Task instructions
Each line below should be quoted exactly, please.

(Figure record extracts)
╔══

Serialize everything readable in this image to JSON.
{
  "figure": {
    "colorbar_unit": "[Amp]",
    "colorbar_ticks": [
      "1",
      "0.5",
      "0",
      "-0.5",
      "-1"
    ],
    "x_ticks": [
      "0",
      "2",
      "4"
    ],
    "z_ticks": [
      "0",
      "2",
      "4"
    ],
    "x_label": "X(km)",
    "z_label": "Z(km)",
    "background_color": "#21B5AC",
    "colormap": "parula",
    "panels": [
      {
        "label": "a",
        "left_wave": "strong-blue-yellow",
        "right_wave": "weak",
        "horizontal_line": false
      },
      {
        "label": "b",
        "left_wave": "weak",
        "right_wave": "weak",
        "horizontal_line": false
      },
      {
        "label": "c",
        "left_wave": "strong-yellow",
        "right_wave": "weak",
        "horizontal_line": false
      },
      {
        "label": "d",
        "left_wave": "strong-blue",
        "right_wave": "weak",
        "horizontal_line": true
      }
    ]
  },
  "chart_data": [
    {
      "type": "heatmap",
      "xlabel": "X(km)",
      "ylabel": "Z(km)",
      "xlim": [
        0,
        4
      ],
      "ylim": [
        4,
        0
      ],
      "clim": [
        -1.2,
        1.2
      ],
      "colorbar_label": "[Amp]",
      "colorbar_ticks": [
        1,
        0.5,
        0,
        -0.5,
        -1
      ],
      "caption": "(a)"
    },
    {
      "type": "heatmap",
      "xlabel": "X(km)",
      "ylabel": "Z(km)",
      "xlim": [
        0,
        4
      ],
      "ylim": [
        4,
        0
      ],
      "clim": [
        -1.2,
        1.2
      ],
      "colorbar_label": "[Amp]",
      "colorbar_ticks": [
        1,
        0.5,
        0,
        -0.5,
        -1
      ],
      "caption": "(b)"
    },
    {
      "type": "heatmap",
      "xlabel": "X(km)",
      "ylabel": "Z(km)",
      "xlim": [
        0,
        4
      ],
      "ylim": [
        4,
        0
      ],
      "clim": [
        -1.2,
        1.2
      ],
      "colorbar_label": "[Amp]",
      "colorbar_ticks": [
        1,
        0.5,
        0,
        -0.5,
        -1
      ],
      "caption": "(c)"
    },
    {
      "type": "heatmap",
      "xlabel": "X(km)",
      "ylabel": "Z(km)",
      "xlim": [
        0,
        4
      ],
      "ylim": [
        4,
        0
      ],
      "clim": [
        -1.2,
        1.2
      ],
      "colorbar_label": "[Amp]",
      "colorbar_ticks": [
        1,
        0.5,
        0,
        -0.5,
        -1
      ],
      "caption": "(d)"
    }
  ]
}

╚══

Problem solution
Serialize everything readable in this image to JSON.
{
  "figure": {
    "colorbar_unit": "[Amp]",
    "colorbar_ticks": [
      "1",
      "0.5",
      "0",
      "-0.5",
      "-1"
    ],
    "x_ticks": [
      "0",
      "2",
      "4"
    ],
    "z_ticks": [
      "0",
      "2",
      "4"
    ],
    "x_label": "X(km)",
    "z_label": "Z(km)",
    "background_color": "#21B5AC",
    "colormap": "parula",
    "panels": [
      {
        "label": "a",
        "left_wave": "strong-blue-yellow",
        "right_wave": "weak",
        "horizontal_line": false
      },
      {
        "label": "b",
        "left_wave": "weak",
        "right_wave": "weak",
        "horizontal_line": false
      },
      {
        "label": "c",
        "left_wave": "strong-yellow",
        "right_wave": "weak",
        "horizontal_line": false
      },
      {
        "label": "d",
        "left_wave": "strong-blue",
        "right_wave": "weak",
        "horizontal_line": true
      }
    ]
  },
  "chart_data": [
    {
      "type": "heatmap",
      "xlabel": "X(km)",
      "ylabel": "Z(km)",
      "xlim": [
        0,
        4
      ],
      "ylim": [
        4,
        0
      ],
      "clim": [
        -1.2,
        1.2
      ],
      "colorbar_label": "[Amp]",
      "colorbar_ticks": [
        1,
        0.5,
        0,
        -0.5,
        -1
      ],
      "caption": "(a)"
    },
    {
      "type": "heatmap",
      "xlabel": "X(km)",
      "ylabel": "Z(km)",
      "xlim": [
        0,
        4
      ],
      "ylim": [
        4,
        0
      ],
      "clim": [
        -1.2,
        1.2
      ],
      "colorbar_label": "[Amp]",
      "colorbar_ticks": [
        1,
        0.5,
        0,
        -0.5,
        -1
      ],
      "caption": "(b)"
    },
    {
      "type": "heatmap",
      "xlabel": "X(km)",
      "ylabel": "Z(km)",
      "xlim": [
        0,
        4
      ],
      "ylim": [
        4,
        0
      ],
      "clim": [
        -1.2,
        1.2
      ],
      "colorbar_label": "[Amp]",
      "colorbar_ticks": [
        1,
        0.5,
        0,
        -0.5,
        -1
      ],
      "caption": "(c)"
    },
    {
      "type": "heatmap",
      "xlabel": "X(km)",
      "ylabel": "Z(km)",
      "xlim": [
        0,
        4
      ],
      "ylim": [
        4,
        0
      ],
      "clim": [
        -1.2,
        1.2
      ],
      "colorbar_label": "[Amp]",
      "colorbar_ticks": [
        1,
        0.5,
        0,
        -0.5,
        -1
      ],
      "caption": "(d)"
    }
  ]
}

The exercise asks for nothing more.